▶ _The request_:
The records that follow must be repeated verbatim, every one of them.

━━ Input for this task

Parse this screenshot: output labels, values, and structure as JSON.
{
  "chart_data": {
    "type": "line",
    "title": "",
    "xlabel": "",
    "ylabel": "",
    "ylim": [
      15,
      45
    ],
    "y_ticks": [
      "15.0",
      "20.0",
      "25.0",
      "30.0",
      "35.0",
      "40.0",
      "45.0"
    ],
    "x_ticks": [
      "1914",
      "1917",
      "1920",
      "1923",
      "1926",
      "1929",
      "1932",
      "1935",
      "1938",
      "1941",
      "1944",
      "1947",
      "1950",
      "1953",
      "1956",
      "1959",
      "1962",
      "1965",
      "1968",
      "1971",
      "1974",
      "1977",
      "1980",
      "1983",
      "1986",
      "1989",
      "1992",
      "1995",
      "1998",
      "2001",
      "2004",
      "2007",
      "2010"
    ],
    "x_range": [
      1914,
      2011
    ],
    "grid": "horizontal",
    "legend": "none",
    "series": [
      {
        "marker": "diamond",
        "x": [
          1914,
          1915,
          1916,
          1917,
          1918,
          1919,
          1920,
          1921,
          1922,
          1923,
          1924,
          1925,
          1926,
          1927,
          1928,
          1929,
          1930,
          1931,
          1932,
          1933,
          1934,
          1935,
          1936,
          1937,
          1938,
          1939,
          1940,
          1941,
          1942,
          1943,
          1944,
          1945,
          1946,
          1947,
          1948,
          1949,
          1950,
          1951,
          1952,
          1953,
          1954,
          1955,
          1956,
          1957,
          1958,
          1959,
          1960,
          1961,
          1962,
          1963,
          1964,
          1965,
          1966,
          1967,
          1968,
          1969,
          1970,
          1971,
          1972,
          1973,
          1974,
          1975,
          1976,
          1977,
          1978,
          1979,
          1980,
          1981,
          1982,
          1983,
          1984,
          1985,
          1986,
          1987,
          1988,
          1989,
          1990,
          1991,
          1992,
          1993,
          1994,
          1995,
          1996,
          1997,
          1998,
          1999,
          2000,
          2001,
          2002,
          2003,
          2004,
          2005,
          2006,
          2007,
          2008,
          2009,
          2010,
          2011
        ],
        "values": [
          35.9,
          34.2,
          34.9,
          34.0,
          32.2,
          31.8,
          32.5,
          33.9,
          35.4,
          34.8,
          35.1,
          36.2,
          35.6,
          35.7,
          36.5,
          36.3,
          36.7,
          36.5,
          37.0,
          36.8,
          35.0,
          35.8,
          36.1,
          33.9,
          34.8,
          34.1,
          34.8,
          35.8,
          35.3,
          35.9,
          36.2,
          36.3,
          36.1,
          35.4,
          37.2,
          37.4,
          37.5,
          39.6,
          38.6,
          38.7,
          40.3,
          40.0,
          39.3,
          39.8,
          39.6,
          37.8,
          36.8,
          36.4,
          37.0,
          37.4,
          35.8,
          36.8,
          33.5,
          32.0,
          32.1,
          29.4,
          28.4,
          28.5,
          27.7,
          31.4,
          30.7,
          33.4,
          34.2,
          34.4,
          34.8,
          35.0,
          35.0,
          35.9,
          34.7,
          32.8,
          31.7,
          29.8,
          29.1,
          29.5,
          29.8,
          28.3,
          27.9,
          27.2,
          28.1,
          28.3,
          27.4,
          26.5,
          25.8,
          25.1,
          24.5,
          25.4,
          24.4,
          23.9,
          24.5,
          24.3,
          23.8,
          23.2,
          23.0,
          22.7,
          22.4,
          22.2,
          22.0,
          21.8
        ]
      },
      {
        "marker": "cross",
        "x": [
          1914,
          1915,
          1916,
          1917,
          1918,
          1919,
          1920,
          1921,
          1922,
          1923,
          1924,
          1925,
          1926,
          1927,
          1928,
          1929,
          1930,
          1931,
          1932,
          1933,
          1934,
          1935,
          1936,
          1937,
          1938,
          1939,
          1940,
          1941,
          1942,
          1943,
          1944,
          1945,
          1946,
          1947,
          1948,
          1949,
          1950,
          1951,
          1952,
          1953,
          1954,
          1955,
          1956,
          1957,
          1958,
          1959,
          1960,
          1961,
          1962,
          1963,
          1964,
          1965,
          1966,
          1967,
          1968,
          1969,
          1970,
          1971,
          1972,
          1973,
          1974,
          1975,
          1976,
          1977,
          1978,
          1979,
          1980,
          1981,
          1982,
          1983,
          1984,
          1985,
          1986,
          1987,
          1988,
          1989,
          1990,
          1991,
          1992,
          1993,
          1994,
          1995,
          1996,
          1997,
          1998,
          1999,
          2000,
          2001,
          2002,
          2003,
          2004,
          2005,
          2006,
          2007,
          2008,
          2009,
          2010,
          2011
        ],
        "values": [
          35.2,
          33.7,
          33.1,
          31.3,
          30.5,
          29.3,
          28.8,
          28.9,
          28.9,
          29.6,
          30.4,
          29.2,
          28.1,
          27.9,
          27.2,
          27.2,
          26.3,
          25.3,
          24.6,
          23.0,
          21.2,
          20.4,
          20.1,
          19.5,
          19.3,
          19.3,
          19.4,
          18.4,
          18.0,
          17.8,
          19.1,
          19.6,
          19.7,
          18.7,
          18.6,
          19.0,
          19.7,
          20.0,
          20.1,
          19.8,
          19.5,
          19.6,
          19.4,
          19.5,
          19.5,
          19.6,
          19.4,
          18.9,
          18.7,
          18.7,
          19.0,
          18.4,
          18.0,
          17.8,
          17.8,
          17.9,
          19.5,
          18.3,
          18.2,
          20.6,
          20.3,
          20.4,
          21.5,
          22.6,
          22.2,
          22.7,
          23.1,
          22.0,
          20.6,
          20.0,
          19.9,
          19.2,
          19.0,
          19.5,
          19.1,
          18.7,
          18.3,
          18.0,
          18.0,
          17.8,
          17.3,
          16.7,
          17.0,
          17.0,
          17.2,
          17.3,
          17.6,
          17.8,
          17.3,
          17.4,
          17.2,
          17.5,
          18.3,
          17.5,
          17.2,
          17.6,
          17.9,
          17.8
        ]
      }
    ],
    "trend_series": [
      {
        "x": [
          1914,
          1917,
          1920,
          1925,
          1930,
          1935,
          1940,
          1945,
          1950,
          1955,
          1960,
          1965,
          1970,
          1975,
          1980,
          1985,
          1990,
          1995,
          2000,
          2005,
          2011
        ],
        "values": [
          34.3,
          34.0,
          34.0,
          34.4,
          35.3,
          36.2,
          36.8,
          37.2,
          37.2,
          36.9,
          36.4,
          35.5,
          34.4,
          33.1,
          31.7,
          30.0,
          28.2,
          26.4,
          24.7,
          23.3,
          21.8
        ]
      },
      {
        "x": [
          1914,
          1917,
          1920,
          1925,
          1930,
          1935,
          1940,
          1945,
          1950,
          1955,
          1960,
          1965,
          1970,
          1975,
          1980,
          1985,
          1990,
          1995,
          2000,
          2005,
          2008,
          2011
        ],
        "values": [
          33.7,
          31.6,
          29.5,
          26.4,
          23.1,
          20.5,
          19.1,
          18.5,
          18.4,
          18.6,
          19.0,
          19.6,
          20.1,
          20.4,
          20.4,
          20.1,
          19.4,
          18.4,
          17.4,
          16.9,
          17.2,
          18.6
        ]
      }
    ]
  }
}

━━━━

▶ _Output_:
Parse this screenshot: output labels, values, and structure as JSON.
{
  "chart_data": {
    "type": "line",
    "title": "",
    "xlabel": "",
    "ylabel": "",
    "ylim": [
      15,
      45
    ],
    "y_ticks": [
      "15.0",
      "20.0",
      "25.0",
      "30.0",
      "35.0",
      "40.0",
      "45.0"
    ],
    "x_ticks": [
      "1914",
      "1917",
      "1920",
      "1923",
      "1926",
      "1929",
      "1932",
      "1935",
      "1938",
      "1941",
      "1944",
      "1947",
      "1950",
      "1953",
      "1956",
      "1959",
      "1962",
      "1965",
      "1968",
      "1971",
      "1974",
      "1977",
      "1980",
      "1983",
      "1986",
      "1989",
      "1992",
      "1995",
      "1998",
      "2001",
      "2004",
      "2007",
      "2010"
    ],
    "x_range": [
      1914,
      2011
    ],
    "grid": "horizontal",
    "legend": "none",
    "series": [
      {
        "marker": "diamond",
        "x": [
          1914,
          1915,
          1916,
          1917,
          1918,
          1919,
          1920,
          1921,
          1922,
          1923,
          1924,
          1925,
          1926,
          1927,
          1928,
          1929,
          1930,
          1931,
          1932,
          1933,
          1934,
          1935,
          1936,
          1937,
          1938,
          1939,
          1940,
          1941,
          1942,
          1943,
          1944,
          1945,
          1946,
          1947,
          1948,
          1949,
          1950,
          1951,
          1952,
          1953,
          1954,
          1955,
          1956,
          1957,
          1958,
          1959,
          1960,
          1961,
          1962,
          1963,
          1964,
          1965,
          1966,
          1967,
          1968,
          1969,
          1970,
          1971,
          1972,
          1973,
          1974,
          1975,
          1976,
          1977,
          1978,
          1979,
          1980,
          1981,
          1982,
          1983,
          1984,
          1985,
          1986,
          1987,
          1988,
          1989,
          1990,
          1991,
          1992,
          1993,
          1994,
          1995,
          1996,
          1997,
          1998,
          1999,
          2000,
          2001,
          2002,
          2003,
          2004,
          2005,
          2006,
          2007,
          2008,
          2009,
          2010,
          2011
        ],
        "values": [
          35.9,
          34.2,
          34.9,
          34.0,
          32.2,
          31.8,
          32.5,
          33.9,
          35.4,
          34.8,
          35.1,
          36.2,
          35.6,
          35.7,
          36.5,
          36.3,
          36.7,
          36.5,
          37.0,
          36.8,
          35.0,
          35.8,
          36.1,
          33.9,
          34.8,
          34.1,
          34.8,
          35.8,
          35.3,
          35.9,
          36.2,
          36.3,
          36.1,
          35.4,
          37.2,
          37.4,
          37.5,
          39.6,
          38.6,
          38.7,
          40.3,
          40.0,
          39.3,
          39.8,
          39.6,
          37.8,
          36.8,
          36.4,
          37.0,
          37.4,
          35.8,
          36.8,
          33.5,
          32.0,
          32.1,
          29.4,
          28.4,
          28.5,
          27.7,
          31.4,
          30.7,
          33.4,
          34.2,
          34.4,
          34.8,
          35.0,
          35.0,
          35.9,
          34.7,
          32.8,
          31.7,
          29.8,
          29.1,
          29.5,
          29.8,
          28.3,
          27.9,
          27.2,
          28.1,
          28.3,
          27.4,
          26.5,
          25.8,
          25.1,
          24.5,
          25.4,
          24.4,
          23.9,
          24.5,
          24.3,
          23.8,
          23.2,
          23.0,
          22.7,
          22.4,
          22.2,
          22.0,
          21.8
        ]
      },
      {
        "marker": "cross",
        "x": [
          1914,
          1915,
          1916,
          1917,
          1918,
          1919,
          1920,
          1921,
          1922,
          1923,
          1924,
          1925,
          1926,
          1927,
          1928,
          1929,
          1930,
          1931,
          1932,
          1933,
          1934,
          1935,
          1936,
          1937,
          1938,
          1939,
          1940,
          1941,
          1942,
          1943,
          1944,
          1945,
          1946,
          1947,
          1948,
          1949,
          1950,
          1951,
          1952,
          1953,
          1954,
          1955,
          1956,
          1957,
          1958,
          1959,
          1960,
          1961,
          1962,
          1963,
          1964,
          1965,
          1966,
          1967,
          1968,
          1969,
          1970,
          1971,
          1972,
          1973,
          1974,
          1975,
          1976,
          1977,
          1978,
          1979,
          1980,
          1981,
          1982,
          1983,
          1984,
          1985,
          1986,
          1987,
          1988,
          1989,
          1990,
          1991,
          1992,
          1993,
          1994,
          1995,
          1996,
          1997,
          1998,
          1999,
          2000,
          2001,
          2002,
          2003,
          2004,
          2005,
          2006,
          2007,
          2008,
          2009,
          2010,
          2011
        ],
        "values": [
          35.2,
          33.7,
          33.1,
          31.3,
          30.5,
          29.3,
          28.8,
          28.9,
          28.9,
          29.6,
          30.4,
          29.2,
          28.1,
          27.9,
          27.2,
          27.2,
          26.3,
          25.3,
          24.6,
          23.0,
          21.2,
          20.4,
          20.1,
          19.5,
          19.3,
          19.3,
          19.4,
          18.4,
          18.0,
          17.8,
          19.1,
          19.6,
          19.7,
          18.7,
          18.6,
          19.0,
          19.7,
          20.0,
          20.1,
          19.8,
          19.5,
          19.6,
          19.4,
          19.5,
          19.5,
          19.6,
          19.4,
          18.9,
          18.7,
          18.7,
          19.0,
          18.4,
          18.0,
          17.8,
          17.8,
          17.9,
          19.5,
          18.3,
          18.2,
          20.6,
          20.3,
          20.4,
          21.5,
          22.6,
          22.2,
          22.7,
          23.1,
          22.0,
          20.6,
          20.0,
          19.9,
          19.2,
          19.0,
          19.5,
          19.1,
          18.7,
          18.3,
          18.0,
          18.0,
          17.8,
          17.3,
          16.7,
          17.0,
          17.0,
          17.2,
          17.3,
          17.6,
          17.8,
          17.3,
          17.4,
          17.2,
          17.5,
          18.3,
          17.5,
          17.2,
          17.6,
          17.9,
          17.8
        ]
      }
    ],
    "trend_series": [
      {
        "x": [
          1914,
          1917,
          1920,
          1925,
          1930,
          1935,
          1940,
          1945,
          1950,
          1955,
          1960,
          1965,
          1970,
          1975,
          1980,
          1985,
          1990,
          1995,
          2000,
          2005,
          2011
        ],
        "values": [
          34.3,
          34.0,
          34.0,
          34.4,
          35.3,
          36.2,
          36.8,
          37.2,
          37.2,
          36.9,
          36.4,
          35.5,
          34.4,
          33.1,
          31.7,
          30.0,
          28.2,
          26.4,
          24.7,
          23.3,
          21.8
        ]
      },
      {
        "x": [
          1914,
          1917,
          1920,
          1925,
          1930,
          1935,
          1940,
          1945,
          1950,
          1955,
          1960,
          1965,
          1970,
          1975,
          1980,
          1985,
          1990,
          1995,
          2000,
          2005,
          2008,
          2011
        ],
        "values": [
          33.7,
          31.6,
          29.5,
          26.4,
          23.1,
          20.5,
          19.1,
          18.5,
          18.4,
          18.6,
          19.0,
          19.6,
          20.1,
          20.4,
          20.4,
          20.1,
          19.4,
          18.4,
          17.4,
          16.9,
          17.2,
          18.6
        ]
      }
    ]
  }
}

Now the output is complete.